Set exercise
Below are some records; retype all of them exactly.

--- BEGIN Exercise input ---

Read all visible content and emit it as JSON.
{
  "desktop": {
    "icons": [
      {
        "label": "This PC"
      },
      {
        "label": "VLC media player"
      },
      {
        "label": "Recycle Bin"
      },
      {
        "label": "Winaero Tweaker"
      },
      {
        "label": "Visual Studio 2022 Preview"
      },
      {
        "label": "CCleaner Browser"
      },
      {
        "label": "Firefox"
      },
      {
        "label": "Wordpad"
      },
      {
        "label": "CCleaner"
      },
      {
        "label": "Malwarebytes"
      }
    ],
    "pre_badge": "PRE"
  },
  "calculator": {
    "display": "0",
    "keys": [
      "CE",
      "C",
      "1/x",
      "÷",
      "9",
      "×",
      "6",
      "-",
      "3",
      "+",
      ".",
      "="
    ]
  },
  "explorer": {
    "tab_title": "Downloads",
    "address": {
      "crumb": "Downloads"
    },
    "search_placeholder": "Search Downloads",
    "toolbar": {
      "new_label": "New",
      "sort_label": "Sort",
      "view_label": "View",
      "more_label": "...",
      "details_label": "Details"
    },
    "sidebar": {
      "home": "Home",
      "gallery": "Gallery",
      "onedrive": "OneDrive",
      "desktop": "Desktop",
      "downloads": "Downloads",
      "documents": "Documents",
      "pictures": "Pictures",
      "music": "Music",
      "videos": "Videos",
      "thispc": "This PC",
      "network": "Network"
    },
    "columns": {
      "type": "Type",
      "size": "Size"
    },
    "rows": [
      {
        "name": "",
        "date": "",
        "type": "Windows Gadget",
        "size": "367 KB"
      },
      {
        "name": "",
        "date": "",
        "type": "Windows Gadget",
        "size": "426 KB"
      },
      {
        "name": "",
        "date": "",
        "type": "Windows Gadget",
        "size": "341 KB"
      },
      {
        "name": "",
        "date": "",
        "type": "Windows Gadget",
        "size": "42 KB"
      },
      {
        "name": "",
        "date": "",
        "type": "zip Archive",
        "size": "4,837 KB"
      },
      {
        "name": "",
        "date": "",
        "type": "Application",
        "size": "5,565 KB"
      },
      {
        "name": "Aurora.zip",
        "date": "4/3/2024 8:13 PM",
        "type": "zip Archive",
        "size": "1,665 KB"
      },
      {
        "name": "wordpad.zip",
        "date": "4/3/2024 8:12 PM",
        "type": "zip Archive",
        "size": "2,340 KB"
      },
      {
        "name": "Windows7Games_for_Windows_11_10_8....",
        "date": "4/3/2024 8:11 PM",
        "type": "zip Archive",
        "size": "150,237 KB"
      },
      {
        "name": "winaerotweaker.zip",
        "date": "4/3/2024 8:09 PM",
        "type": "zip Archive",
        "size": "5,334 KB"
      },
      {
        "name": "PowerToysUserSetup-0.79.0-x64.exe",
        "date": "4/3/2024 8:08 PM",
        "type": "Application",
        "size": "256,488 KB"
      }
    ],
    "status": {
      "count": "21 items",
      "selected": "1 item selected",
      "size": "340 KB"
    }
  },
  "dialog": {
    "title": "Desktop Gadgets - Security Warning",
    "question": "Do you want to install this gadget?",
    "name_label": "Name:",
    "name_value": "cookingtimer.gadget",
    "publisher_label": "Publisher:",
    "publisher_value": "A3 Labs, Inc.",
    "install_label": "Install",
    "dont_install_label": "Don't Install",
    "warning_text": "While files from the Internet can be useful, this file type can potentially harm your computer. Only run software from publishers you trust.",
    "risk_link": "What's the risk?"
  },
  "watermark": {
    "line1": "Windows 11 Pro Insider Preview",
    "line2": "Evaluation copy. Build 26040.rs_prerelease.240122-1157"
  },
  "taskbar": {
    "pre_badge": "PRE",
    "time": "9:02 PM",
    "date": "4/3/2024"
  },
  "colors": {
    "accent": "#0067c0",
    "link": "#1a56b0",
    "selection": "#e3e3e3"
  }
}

--- END Exercise input ---

Final result
Read all visible content and emit it as JSON.
{
  "desktop": {
    "icons": [
      {
        "label": "This PC"
      },
      {
        "label": "VLC media player"
      },
      {
        "label": "Recycle Bin"
      },
      {
        "label": "Winaero Tweaker"
      },
      {
        "label": "Visual Studio 2022 Preview"
      },
      {
        "label": "CCleaner Browser"
      },
      {
        "label": "Firefox"
      },
      {
        "label": "Wordpad"
      },
      {
        "label": "CCleaner"
      },
      {
        "label": "Malwarebytes"
      }
    ],
    "pre_badge": "PRE"
  },
  "calculator": {
    "display": "0",
    "keys": [
      "CE",
      "C",
      "1/x",
      "÷",
      "9",
      "×",
      "6",
      "-",
      "3",
      "+",
      ".",
      "="
    ]
  },
  "explorer": {
    "tab_title": "Downloads",
    "address": {
      "crumb": "Downloads"
    },
    "search_placeholder": "Search Downloads",
    "toolbar": {
      "new_label": "New",
      "sort_label": "Sort",
      "view_label": "View",
      "more_label": "...",
      "details_label": "Details"
    },
    "sidebar": {
      "home": "Home",
      "gallery": "Gallery",
      "onedrive": "OneDrive",
      "desktop": "Desktop",
      "downloads": "Downloads",
      "documents": "Documents",
      "pictures": "Pictures",
      "music": "Music",
      "videos": "Videos",
      "thispc": "This PC",
      "network": "Network"
    },
    "columns": {
      "type": "Type",
      "size": "Size"
    },
    "rows": [
      {
        "name": "",
        "date": "",
        "type": "Windows Gadget",
        "size": "367 KB"
      },
      {
        "name": "",
        "date": "",
        "type": "Windows Gadget",
        "size": "426 KB"
      },
      {
        "name": "",
        "date": "",
        "type": "Windows Gadget",
        "size": "341 KB"
      },
      {
        "name": "",
        "date": "",
        "type": "Windows Gadget",
        "size": "42 KB"
      },
      {
        "name": "",
        "date": "",
        "type": "zip Archive",
        "size": "4,837 KB"
      },
      {
        "name": "",
        "date": "",
        "type": "Application",
        "size": "5,565 KB"
      },
      {
        "name": "Aurora.zip",
        "date": "4/3/2024 8:13 PM",
        "type": "zip Archive",
        "size": "1,665 KB"
      },
      {
        "name": "wordpad.zip",
        "date": "4/3/2024 8:12 PM",
        "type": "zip Archive",
        "size": "2,340 KB"
      },
      {
        "name": "Windows7Games_for_Windows_11_10_8....",
        "date": "4/3/2024 8:11 PM",
        "type": "zip Archive",
        "size": "150,237 KB"
      },
      {
        "name": "winaerotweaker.zip",
        "date": "4/3/2024 8:09 PM",
        "type": "zip Archive",
        "size": "5,334 KB"
      },
      {
        "name": "PowerToysUserSetup-0.79.0-x64.exe",
        "date": "4/3/2024 8:08 PM",
        "type": "Application",
        "size": "256,488 KB"
      }
    ],
    "status": {
      "count": "21 items",
      "selected": "1 item selected",
      "size": "340 KB"
    }
  },
  "dialog": {
    "title": "Desktop Gadgets - Security Warning",
    "question": "Do you want to install this gadget?",
    "name_label": "Name:",
    "name_value": "cookingtimer.gadget",
    "publisher_label": "Publisher:",
    "publisher_value": "A3 Labs, Inc.",
    "install_label": "Install",
    "dont_install_label": "Don't Install",
    "warning_text": "While files from the Internet can be useful, this file type can potentially harm your computer. Only run software from publishers you trust.",
    "risk_link": "What's the risk?"
  },
  "watermark": {
    "line1": "Windows 11 Pro Insider Preview",
    "line2": "Evaluation copy. Build 26040.rs_prerelease.240122-1157"
  },
  "taskbar": {
    "pre_badge": "PRE",
    "time": "9:02 PM",
    "date": "4/3/2024"
  },
  "colors": {
    "accent": "#0067c0",
    "link": "#1a56b0",
    "selection": "#e3e3e3"
  }
}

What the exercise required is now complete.